§ **WHAT THE EXERCISE ASKS**: Every line in the records below that holds the word "signore" is to be copied.
------ PROVIDED RECORDS ------
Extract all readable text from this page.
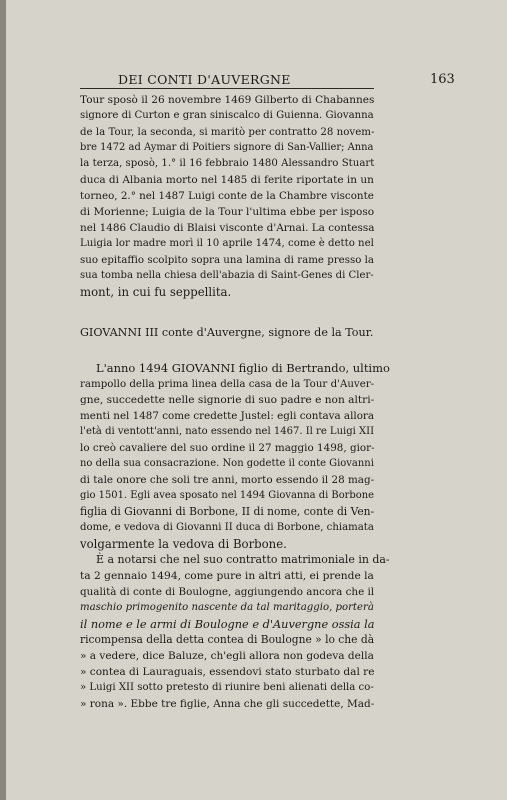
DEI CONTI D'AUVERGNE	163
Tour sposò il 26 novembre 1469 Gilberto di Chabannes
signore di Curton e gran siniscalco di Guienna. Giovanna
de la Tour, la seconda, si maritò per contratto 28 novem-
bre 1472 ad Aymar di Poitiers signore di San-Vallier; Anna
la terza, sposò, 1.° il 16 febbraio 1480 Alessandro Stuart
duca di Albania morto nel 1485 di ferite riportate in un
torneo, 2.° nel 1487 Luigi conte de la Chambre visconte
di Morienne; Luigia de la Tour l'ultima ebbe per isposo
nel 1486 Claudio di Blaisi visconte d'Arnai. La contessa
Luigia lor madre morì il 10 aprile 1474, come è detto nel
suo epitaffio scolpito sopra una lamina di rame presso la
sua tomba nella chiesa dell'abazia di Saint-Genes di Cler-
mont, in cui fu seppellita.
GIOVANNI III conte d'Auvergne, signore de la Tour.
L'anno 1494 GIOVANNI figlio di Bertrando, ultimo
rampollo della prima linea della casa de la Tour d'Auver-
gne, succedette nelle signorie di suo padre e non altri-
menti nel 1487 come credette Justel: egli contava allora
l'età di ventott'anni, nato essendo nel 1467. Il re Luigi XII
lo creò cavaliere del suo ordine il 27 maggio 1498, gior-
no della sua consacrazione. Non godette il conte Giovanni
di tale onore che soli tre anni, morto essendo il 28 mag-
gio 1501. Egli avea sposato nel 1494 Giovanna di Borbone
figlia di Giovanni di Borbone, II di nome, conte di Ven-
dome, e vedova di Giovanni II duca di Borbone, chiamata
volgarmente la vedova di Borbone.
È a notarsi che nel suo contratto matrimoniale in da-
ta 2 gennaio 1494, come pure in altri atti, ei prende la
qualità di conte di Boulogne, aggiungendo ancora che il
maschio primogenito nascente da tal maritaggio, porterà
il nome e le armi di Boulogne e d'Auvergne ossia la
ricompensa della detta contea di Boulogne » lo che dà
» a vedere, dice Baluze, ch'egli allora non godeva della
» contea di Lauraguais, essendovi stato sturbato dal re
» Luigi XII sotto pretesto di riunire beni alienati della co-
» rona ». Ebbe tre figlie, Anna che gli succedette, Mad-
------
------ PROVIDED RECORDS ------
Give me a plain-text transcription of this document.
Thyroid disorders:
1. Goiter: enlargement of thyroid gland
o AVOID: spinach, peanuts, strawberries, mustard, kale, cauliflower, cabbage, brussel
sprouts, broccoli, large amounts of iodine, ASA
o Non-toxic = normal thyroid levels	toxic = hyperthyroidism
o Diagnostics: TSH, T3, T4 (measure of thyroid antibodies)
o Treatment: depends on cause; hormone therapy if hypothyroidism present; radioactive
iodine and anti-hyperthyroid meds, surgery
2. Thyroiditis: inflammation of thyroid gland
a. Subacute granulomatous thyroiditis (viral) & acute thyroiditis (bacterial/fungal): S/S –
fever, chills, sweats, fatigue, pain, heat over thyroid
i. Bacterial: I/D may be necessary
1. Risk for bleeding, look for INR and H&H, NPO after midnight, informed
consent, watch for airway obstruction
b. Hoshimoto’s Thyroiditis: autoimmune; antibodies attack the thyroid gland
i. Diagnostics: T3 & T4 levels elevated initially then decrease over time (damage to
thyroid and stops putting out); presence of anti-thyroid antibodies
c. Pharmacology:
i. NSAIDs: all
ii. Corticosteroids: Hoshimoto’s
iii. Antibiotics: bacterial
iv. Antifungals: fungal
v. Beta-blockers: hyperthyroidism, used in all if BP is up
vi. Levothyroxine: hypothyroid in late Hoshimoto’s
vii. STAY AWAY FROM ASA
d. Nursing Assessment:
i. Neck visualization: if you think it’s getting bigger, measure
------
§ **ANSWER TO THIS TASK**:
signore di Curton e gran siniscalco di Guienna. Giovanna
bre 1472 ad Aymar di Poitiers signore di San-Vallier; Anna
GIOVANNI III conte d'Auvergne, signore de la Tour.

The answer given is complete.